[Rows from a figure dataset]
####################
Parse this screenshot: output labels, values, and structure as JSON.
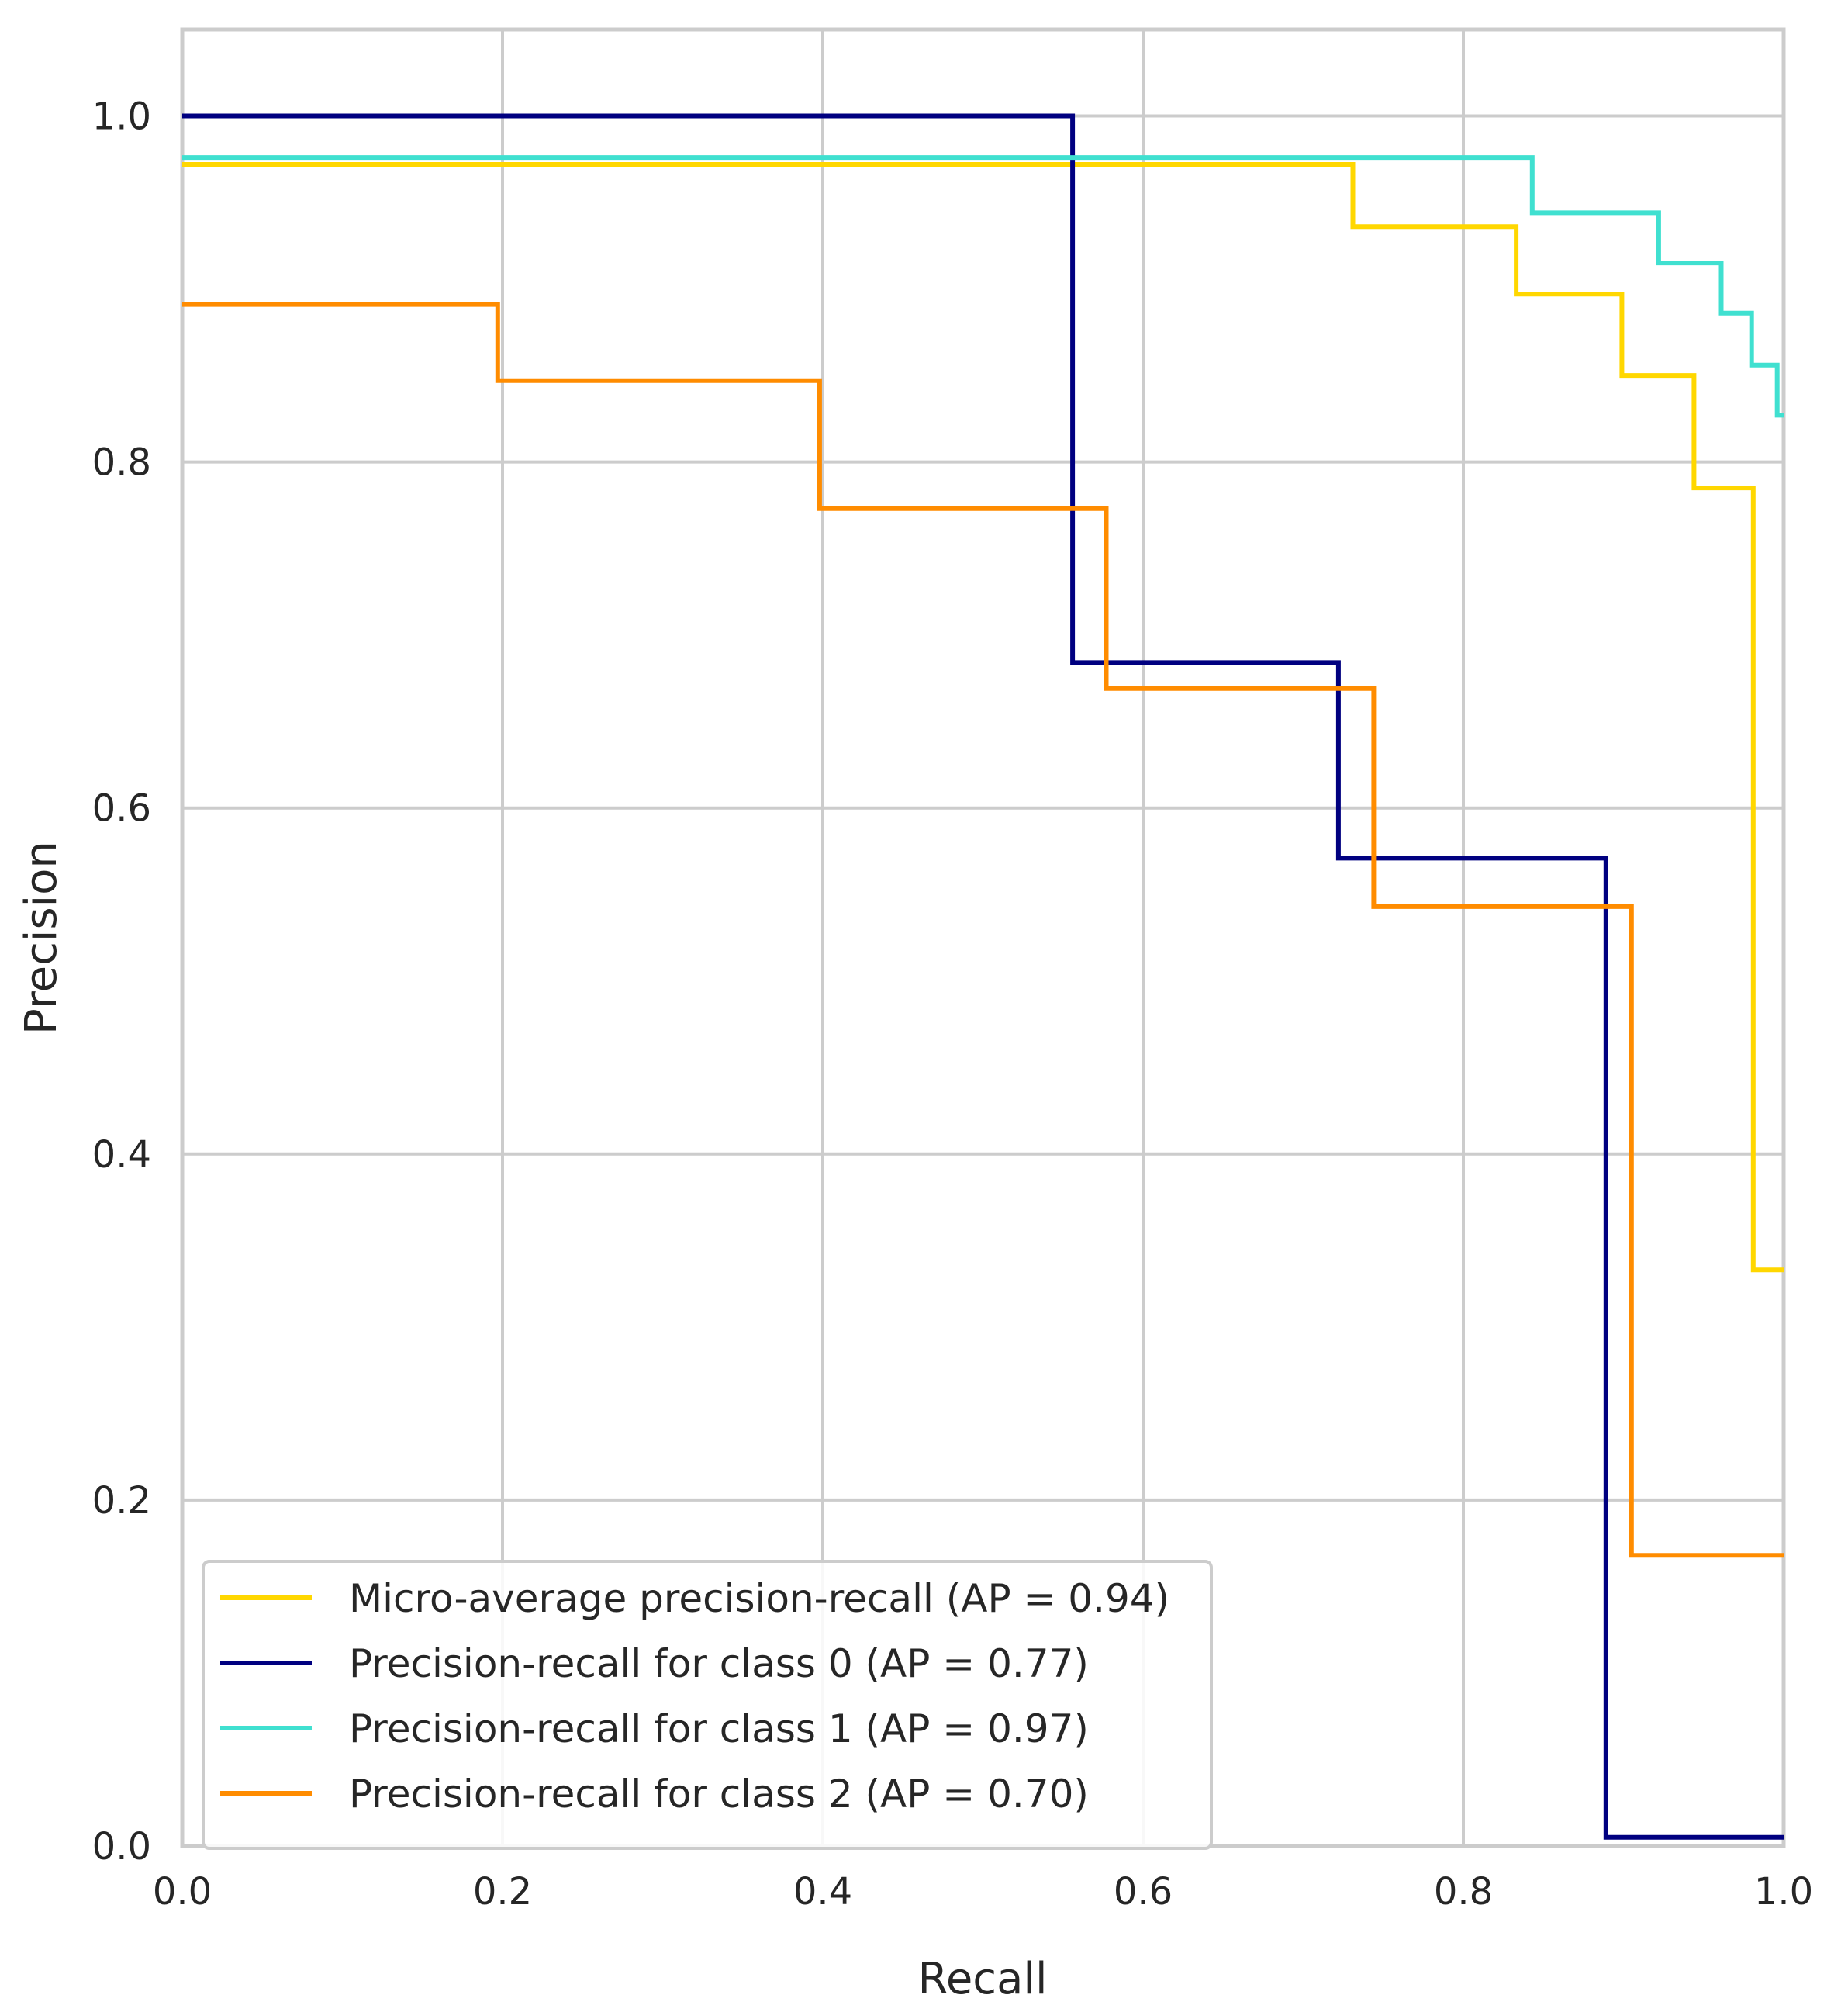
{
  "chart_data": {
    "type": "line",
    "title": "",
    "xlabel": "Recall",
    "ylabel": "Precision",
    "xlim": [
      0.0,
      1.0
    ],
    "ylim": [
      0.0,
      1.05
    ],
    "grid": true,
    "legend_position": "lower-left",
    "x_ticks": [
      "0.0",
      "0.2",
      "0.4",
      "0.6",
      "0.8",
      "1.0"
    ],
    "y_ticks": [
      "0.0",
      "0.2",
      "0.4",
      "0.6",
      "0.8",
      "1.0"
    ],
    "series": [
      {
        "name": "Micro-average precision-recall (AP = 0.94)",
        "color": "#ffd700",
        "step": true,
        "points": [
          [
            0.0,
            0.972
          ],
          [
            0.731,
            0.972
          ],
          [
            0.731,
            0.936
          ],
          [
            0.833,
            0.936
          ],
          [
            0.833,
            0.897
          ],
          [
            0.899,
            0.897
          ],
          [
            0.899,
            0.85
          ],
          [
            0.944,
            0.85
          ],
          [
            0.944,
            0.785
          ],
          [
            0.981,
            0.785
          ],
          [
            0.981,
            0.333
          ],
          [
            1.0,
            0.333
          ]
        ]
      },
      {
        "name": "Precision-recall for class 0 (AP = 0.77)",
        "color": "#000080",
        "step": true,
        "points": [
          [
            0.0,
            1.0
          ],
          [
            0.556,
            1.0
          ],
          [
            0.556,
            0.684
          ],
          [
            0.722,
            0.684
          ],
          [
            0.722,
            0.571
          ],
          [
            0.889,
            0.571
          ],
          [
            0.889,
            0.005
          ],
          [
            1.0,
            0.005
          ]
        ]
      },
      {
        "name": "Precision-recall for class 1 (AP = 0.97)",
        "color": "#40e0d0",
        "step": true,
        "points": [
          [
            0.0,
            0.976
          ],
          [
            0.843,
            0.976
          ],
          [
            0.843,
            0.944
          ],
          [
            0.922,
            0.944
          ],
          [
            0.922,
            0.915
          ],
          [
            0.961,
            0.915
          ],
          [
            0.961,
            0.886
          ],
          [
            0.98,
            0.886
          ],
          [
            0.98,
            0.856
          ],
          [
            0.996,
            0.856
          ],
          [
            0.996,
            0.827
          ],
          [
            1.0,
            0.827
          ]
        ]
      },
      {
        "name": "Precision-recall for class 2 (AP = 0.70)",
        "color": "#ff8c00",
        "step": true,
        "points": [
          [
            0.0,
            0.891
          ],
          [
            0.197,
            0.891
          ],
          [
            0.197,
            0.847
          ],
          [
            0.398,
            0.847
          ],
          [
            0.398,
            0.773
          ],
          [
            0.577,
            0.773
          ],
          [
            0.577,
            0.669
          ],
          [
            0.744,
            0.669
          ],
          [
            0.744,
            0.543
          ],
          [
            0.905,
            0.543
          ],
          [
            0.905,
            0.168
          ],
          [
            1.0,
            0.168
          ]
        ]
      }
    ]
  }
}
####################
Check each line of the records above for the string "name", and report every line that has it.

* **WRITTEN RESPONSE**:
        "name": "Micro-average precision-recall (AP = 0.94)",
        "name": "Precision-recall for class 0 (AP = 0.77)",
        "name": "Precision-recall for class 1 (AP = 0.97)",
        "name": "Precision-recall for class 2 (AP = 0.70)",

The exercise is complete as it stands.